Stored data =
══════════

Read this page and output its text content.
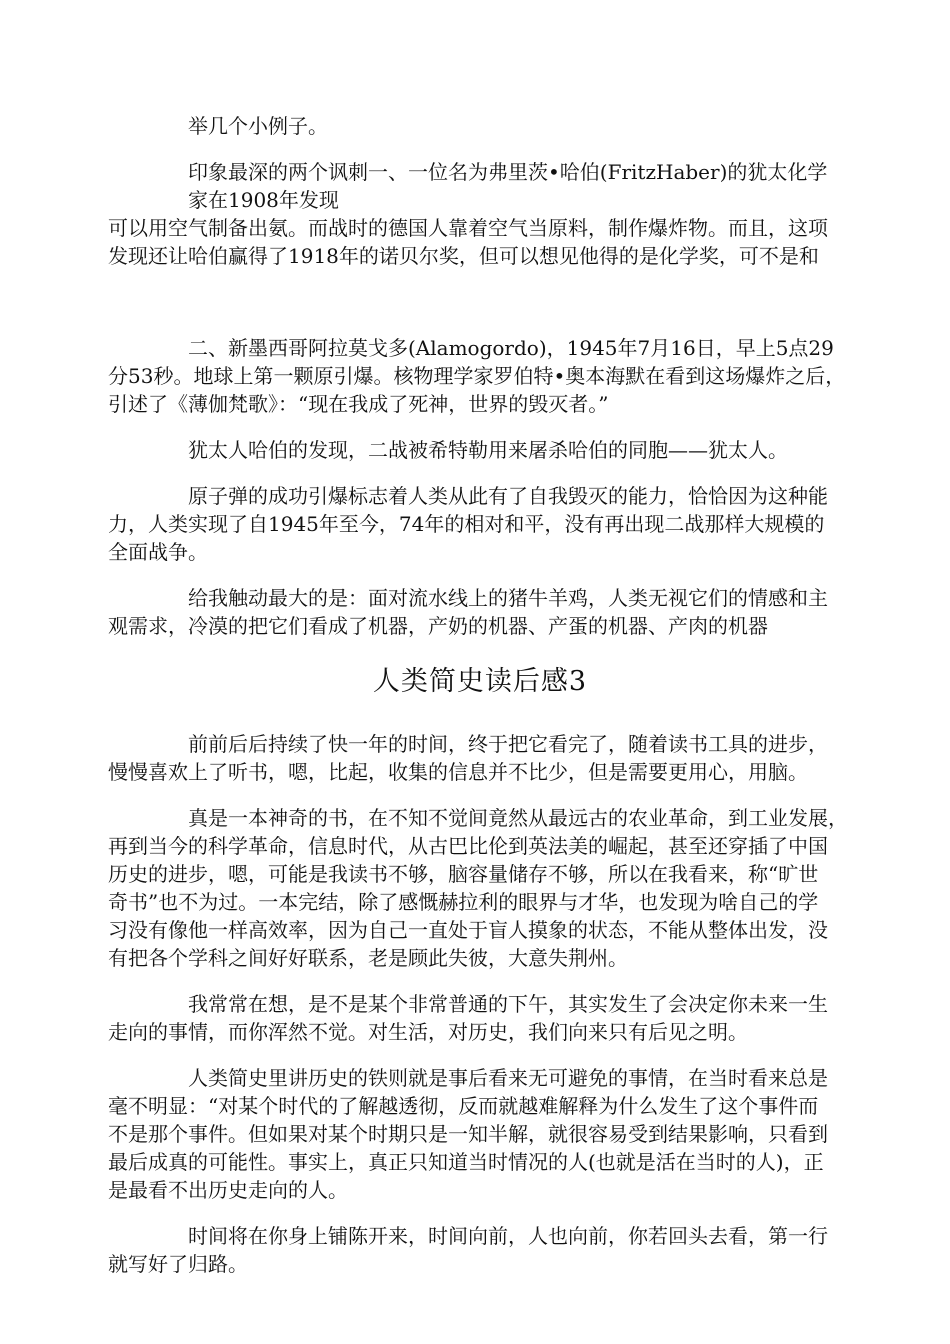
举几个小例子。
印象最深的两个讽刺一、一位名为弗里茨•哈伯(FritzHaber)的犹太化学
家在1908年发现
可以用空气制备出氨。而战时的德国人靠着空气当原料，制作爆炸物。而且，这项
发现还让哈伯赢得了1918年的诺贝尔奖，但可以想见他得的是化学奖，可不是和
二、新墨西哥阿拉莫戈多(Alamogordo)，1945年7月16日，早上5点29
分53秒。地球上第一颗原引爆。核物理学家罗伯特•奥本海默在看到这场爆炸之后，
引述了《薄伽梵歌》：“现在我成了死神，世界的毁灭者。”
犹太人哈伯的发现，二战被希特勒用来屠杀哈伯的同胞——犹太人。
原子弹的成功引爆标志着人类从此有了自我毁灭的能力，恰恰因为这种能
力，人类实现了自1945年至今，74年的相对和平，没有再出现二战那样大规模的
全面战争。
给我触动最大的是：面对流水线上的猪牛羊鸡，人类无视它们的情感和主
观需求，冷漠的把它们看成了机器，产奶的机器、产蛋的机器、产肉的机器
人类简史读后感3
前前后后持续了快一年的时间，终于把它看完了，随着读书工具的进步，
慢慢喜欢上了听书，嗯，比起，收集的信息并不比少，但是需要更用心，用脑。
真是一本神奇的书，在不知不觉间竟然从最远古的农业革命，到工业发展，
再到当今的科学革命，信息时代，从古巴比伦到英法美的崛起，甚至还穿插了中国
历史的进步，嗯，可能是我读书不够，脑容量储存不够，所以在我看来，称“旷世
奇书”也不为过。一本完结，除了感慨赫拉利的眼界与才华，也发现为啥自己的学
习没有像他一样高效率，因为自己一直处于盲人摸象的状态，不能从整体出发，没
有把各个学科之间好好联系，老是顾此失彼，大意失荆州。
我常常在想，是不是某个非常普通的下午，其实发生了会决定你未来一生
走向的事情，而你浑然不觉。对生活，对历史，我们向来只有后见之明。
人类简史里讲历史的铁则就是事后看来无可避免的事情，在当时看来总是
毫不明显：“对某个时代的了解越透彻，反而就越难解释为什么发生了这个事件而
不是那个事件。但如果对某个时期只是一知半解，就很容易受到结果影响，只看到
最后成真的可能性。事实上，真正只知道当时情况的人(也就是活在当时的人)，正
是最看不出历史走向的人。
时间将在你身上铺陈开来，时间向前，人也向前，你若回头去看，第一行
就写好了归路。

══════════

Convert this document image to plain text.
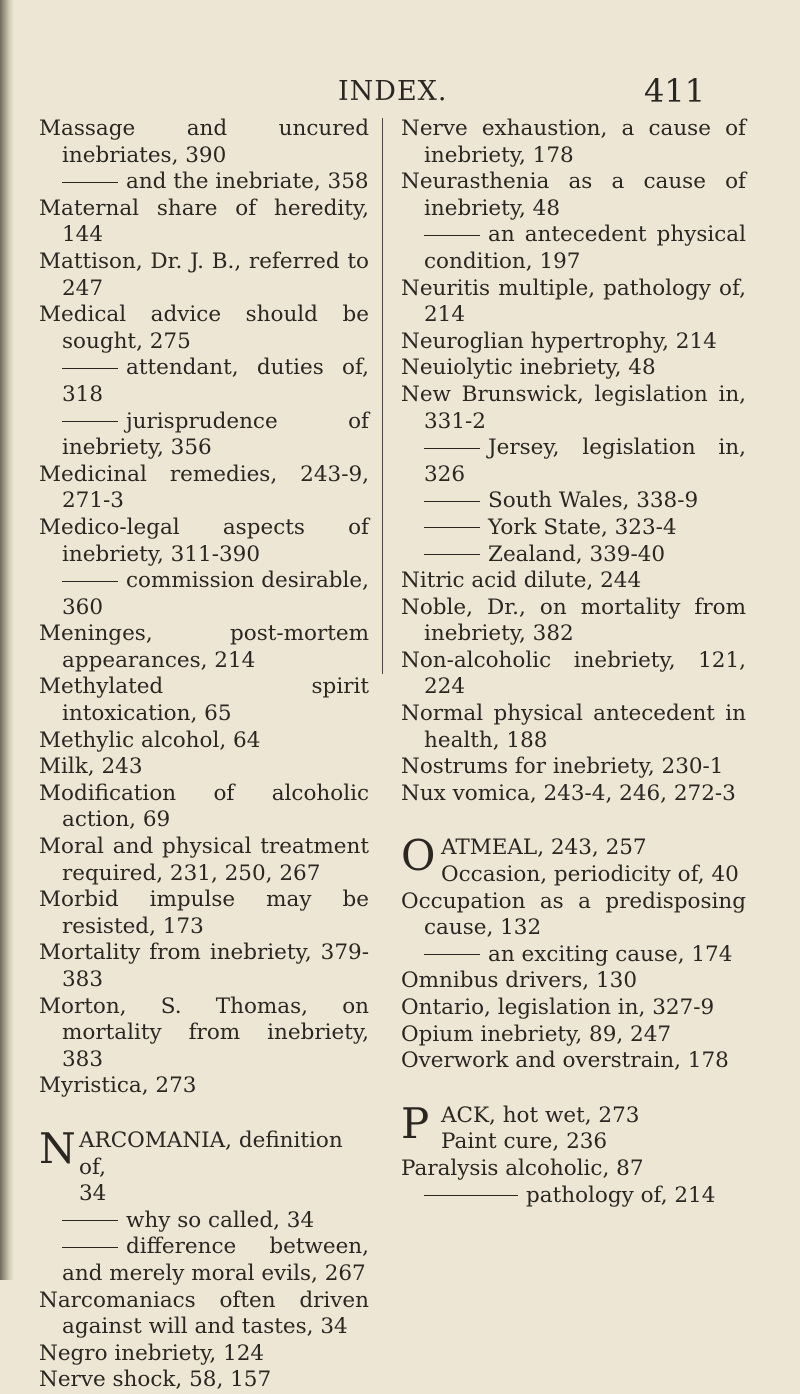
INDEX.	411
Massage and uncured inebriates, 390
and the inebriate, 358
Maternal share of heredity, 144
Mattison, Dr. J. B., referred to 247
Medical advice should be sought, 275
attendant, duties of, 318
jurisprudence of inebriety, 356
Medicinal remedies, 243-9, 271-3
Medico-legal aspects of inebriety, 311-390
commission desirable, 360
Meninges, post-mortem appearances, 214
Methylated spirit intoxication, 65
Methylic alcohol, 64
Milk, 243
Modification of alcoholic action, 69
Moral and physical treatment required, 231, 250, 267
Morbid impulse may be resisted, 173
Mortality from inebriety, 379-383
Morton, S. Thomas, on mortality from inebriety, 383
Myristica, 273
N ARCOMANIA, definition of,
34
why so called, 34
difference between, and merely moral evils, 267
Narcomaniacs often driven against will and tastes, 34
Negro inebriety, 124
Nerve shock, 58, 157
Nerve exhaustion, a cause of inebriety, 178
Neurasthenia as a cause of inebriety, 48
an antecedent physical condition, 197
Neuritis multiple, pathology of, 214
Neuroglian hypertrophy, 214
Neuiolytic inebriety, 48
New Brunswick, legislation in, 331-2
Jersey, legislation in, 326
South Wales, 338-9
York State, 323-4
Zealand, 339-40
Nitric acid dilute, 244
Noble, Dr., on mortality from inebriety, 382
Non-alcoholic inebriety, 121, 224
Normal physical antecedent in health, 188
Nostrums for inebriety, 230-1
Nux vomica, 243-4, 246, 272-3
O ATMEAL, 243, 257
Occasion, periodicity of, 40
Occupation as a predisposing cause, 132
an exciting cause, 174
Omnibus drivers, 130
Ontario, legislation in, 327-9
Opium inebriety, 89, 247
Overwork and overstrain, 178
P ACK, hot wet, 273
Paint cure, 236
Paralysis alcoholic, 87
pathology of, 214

══════════

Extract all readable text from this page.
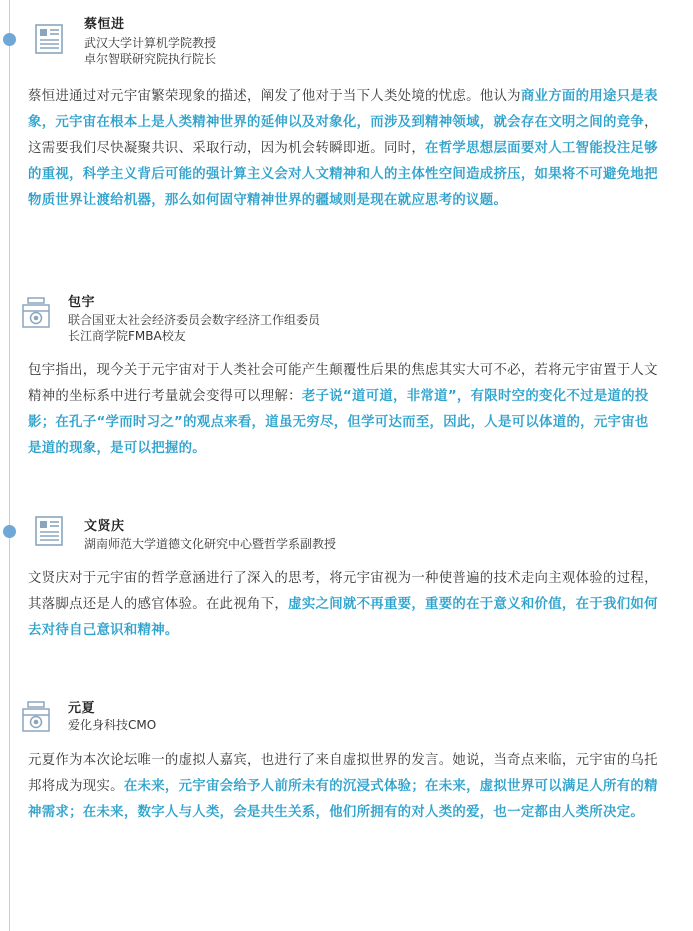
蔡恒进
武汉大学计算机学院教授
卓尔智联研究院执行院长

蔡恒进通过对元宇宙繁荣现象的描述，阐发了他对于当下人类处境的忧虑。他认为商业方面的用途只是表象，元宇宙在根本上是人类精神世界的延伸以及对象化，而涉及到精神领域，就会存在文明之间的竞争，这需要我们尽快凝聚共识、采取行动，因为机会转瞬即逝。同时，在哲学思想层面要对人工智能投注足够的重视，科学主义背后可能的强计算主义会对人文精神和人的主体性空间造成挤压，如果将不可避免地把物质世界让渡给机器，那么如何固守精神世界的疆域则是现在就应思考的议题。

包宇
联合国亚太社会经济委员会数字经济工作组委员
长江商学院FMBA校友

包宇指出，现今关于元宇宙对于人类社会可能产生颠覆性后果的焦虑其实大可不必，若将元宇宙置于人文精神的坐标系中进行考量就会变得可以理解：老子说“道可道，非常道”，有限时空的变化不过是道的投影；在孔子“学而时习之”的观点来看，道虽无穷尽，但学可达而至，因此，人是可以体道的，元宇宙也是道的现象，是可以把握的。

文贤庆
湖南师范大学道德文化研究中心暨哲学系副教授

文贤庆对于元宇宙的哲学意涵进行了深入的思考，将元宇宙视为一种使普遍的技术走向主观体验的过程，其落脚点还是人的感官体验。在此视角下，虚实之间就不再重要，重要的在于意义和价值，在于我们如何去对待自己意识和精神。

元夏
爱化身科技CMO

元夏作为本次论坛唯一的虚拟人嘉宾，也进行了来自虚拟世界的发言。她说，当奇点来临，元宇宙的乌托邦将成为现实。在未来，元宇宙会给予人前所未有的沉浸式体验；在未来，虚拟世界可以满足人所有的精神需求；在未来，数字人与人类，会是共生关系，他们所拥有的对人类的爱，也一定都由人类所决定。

══════════

Aim = What is the number of lines in the listing above that contain the string "this"? Give only the number.

Exercise response = 3